→ **Supplied data**
..........

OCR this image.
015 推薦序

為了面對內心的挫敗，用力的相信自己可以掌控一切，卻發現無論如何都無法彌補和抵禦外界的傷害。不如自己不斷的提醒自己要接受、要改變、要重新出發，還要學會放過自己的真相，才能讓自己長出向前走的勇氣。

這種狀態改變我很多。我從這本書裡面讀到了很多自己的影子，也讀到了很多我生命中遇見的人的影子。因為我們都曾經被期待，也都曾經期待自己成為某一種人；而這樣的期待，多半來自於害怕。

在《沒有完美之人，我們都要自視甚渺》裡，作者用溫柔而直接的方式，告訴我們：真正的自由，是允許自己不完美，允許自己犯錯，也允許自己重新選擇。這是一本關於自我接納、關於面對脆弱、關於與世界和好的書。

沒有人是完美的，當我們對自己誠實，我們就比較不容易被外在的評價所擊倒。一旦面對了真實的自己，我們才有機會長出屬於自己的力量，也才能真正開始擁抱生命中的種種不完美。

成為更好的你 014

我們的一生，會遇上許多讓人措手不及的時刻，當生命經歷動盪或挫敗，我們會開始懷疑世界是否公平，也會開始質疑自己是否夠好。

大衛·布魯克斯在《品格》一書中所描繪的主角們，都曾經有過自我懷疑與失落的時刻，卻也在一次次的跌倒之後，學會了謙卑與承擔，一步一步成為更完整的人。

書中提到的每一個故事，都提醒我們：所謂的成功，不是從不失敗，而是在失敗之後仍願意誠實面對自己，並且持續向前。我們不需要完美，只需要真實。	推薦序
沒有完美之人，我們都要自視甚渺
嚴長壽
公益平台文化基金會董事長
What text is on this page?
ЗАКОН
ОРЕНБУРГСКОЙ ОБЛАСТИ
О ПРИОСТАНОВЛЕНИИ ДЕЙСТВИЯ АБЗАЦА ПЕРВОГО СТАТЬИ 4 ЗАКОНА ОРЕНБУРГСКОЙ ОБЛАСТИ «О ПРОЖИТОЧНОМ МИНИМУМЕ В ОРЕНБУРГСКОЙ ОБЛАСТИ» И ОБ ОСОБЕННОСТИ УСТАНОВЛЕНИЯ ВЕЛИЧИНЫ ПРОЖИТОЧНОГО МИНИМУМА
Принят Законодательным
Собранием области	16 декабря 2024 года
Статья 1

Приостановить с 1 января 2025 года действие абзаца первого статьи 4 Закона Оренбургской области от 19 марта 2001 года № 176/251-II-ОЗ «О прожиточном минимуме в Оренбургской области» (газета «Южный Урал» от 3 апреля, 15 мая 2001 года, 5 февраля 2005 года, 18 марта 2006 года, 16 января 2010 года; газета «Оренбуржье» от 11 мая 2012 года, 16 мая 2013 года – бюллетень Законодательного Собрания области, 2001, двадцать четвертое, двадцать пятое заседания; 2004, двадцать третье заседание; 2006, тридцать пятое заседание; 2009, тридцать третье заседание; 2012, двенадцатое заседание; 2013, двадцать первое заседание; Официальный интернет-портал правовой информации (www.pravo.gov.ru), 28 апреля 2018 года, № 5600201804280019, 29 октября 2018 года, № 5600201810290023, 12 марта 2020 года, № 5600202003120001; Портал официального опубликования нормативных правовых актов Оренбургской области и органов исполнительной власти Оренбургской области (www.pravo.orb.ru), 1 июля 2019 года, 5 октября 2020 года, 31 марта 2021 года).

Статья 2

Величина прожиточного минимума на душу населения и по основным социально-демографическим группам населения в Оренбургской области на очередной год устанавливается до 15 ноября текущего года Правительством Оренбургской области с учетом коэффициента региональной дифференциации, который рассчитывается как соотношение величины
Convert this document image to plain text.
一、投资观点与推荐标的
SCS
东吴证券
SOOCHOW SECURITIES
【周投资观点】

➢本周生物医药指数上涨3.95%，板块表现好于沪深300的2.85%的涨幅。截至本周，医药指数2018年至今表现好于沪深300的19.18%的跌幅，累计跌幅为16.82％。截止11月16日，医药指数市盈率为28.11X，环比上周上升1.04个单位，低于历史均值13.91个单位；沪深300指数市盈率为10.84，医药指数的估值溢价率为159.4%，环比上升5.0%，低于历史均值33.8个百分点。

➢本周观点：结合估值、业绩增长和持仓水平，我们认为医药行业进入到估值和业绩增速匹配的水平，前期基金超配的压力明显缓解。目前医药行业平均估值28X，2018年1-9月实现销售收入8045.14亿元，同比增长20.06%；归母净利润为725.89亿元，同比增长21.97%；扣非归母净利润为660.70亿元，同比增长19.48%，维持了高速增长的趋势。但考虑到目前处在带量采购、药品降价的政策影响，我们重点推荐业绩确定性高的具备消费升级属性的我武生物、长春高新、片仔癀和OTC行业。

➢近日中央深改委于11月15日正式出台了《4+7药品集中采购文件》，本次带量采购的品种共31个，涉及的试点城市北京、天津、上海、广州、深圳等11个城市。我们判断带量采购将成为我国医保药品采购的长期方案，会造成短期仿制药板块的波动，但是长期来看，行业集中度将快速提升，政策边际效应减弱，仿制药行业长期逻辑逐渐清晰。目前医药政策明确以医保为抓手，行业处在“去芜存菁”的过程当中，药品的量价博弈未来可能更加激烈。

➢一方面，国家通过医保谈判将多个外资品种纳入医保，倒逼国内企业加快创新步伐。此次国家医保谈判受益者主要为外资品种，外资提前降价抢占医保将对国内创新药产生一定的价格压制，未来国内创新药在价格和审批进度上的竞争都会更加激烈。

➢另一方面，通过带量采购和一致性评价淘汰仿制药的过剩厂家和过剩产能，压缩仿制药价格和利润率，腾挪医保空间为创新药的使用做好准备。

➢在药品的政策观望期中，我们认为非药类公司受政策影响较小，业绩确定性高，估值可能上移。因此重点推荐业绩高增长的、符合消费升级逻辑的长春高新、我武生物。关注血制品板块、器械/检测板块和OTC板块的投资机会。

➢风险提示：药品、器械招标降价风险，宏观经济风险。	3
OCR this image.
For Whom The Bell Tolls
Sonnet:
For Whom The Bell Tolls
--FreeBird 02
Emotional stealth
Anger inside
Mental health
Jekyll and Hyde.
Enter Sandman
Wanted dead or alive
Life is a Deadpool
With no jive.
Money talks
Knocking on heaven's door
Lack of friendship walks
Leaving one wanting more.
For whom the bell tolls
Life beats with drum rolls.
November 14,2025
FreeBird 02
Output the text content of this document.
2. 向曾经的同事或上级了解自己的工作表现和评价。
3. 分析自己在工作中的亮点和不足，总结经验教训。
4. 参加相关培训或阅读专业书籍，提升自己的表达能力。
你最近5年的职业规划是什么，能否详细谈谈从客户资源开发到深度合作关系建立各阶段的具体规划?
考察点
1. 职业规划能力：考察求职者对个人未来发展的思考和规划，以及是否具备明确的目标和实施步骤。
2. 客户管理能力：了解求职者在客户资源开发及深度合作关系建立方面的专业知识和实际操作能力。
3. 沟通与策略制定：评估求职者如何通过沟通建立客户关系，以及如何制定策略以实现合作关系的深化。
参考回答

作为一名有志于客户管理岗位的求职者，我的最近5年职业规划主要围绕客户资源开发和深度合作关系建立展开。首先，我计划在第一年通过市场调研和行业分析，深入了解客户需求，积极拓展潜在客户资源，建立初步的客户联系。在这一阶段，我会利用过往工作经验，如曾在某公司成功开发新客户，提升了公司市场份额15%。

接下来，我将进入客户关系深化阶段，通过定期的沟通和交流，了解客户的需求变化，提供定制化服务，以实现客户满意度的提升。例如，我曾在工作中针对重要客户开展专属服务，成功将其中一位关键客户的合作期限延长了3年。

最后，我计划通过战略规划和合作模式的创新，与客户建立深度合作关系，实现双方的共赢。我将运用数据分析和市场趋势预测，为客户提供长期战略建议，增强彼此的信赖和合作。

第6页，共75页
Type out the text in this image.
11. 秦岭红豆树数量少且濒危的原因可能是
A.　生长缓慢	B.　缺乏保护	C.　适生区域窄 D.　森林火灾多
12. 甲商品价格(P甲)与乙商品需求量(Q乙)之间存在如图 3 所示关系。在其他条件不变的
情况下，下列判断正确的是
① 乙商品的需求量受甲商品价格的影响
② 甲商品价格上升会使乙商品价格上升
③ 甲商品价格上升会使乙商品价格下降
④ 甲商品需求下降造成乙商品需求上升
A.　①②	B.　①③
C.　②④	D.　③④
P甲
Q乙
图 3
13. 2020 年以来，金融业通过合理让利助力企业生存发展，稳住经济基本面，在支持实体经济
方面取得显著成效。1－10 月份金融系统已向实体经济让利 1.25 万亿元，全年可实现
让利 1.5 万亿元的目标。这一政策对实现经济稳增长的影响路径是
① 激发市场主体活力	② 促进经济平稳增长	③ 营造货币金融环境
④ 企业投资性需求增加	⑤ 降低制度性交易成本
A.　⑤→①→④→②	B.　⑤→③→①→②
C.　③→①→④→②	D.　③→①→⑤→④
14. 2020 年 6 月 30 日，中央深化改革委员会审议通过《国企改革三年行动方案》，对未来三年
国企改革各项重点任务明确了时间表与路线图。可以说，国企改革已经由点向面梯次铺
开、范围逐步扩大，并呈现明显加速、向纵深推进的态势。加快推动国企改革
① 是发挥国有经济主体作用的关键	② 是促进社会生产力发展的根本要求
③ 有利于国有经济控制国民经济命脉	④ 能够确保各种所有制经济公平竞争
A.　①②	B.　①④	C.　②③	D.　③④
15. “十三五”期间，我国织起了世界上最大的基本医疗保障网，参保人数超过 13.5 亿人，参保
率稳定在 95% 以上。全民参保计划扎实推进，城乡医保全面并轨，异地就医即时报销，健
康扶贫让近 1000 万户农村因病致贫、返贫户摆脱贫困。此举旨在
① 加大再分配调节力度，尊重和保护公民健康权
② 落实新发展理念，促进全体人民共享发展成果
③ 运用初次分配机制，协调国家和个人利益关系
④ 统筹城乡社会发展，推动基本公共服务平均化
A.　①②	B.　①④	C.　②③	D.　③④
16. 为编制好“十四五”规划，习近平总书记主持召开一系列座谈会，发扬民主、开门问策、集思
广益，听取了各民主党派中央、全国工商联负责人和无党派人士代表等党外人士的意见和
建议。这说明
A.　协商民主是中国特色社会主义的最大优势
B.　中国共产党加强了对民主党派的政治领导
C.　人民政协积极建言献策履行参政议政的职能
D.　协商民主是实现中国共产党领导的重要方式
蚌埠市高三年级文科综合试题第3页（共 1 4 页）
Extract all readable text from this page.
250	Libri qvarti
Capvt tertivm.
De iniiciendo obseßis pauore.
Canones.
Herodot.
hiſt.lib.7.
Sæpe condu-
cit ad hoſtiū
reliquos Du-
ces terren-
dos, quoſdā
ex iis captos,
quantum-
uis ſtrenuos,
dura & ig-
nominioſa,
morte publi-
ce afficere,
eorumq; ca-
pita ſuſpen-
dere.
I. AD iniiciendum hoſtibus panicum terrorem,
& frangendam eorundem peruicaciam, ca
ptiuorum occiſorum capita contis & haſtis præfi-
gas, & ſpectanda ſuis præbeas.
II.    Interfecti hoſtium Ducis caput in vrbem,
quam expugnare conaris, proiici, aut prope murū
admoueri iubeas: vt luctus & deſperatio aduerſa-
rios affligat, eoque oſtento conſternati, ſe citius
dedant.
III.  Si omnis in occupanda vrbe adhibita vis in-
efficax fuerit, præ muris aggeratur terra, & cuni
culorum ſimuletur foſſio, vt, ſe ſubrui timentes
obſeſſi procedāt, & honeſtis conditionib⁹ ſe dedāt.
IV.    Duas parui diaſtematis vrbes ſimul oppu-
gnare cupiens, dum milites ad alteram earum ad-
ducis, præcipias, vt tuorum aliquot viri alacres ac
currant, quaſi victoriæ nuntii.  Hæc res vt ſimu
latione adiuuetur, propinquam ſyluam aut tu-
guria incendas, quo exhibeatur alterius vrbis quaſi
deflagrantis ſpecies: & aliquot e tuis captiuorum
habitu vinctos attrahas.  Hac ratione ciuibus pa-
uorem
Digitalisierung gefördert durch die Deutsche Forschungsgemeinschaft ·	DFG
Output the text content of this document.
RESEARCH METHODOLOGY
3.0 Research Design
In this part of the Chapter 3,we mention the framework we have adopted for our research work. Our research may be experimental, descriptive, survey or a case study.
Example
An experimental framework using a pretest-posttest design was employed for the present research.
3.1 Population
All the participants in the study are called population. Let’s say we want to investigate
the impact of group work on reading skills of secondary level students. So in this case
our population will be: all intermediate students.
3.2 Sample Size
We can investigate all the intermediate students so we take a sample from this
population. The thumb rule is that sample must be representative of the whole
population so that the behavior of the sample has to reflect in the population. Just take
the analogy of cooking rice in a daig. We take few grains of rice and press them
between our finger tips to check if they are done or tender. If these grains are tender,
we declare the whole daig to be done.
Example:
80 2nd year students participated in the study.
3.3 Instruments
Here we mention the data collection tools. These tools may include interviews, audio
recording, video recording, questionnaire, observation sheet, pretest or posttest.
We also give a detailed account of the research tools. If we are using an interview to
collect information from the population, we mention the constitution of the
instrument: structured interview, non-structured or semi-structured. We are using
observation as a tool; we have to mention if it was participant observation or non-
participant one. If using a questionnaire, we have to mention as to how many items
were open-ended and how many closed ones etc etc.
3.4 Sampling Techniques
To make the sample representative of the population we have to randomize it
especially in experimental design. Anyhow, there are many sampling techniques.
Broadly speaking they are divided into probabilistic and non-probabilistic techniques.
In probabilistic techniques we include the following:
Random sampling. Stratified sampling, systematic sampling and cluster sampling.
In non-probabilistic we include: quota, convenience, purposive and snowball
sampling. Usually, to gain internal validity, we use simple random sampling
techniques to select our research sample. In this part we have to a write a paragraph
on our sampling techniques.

..........

Return all the lines that contain the string "observation".

recording, video recording, questionnaire, observation sheet, pretest or posttest.
observation as a tool; we have to mention if it was participant observation or non-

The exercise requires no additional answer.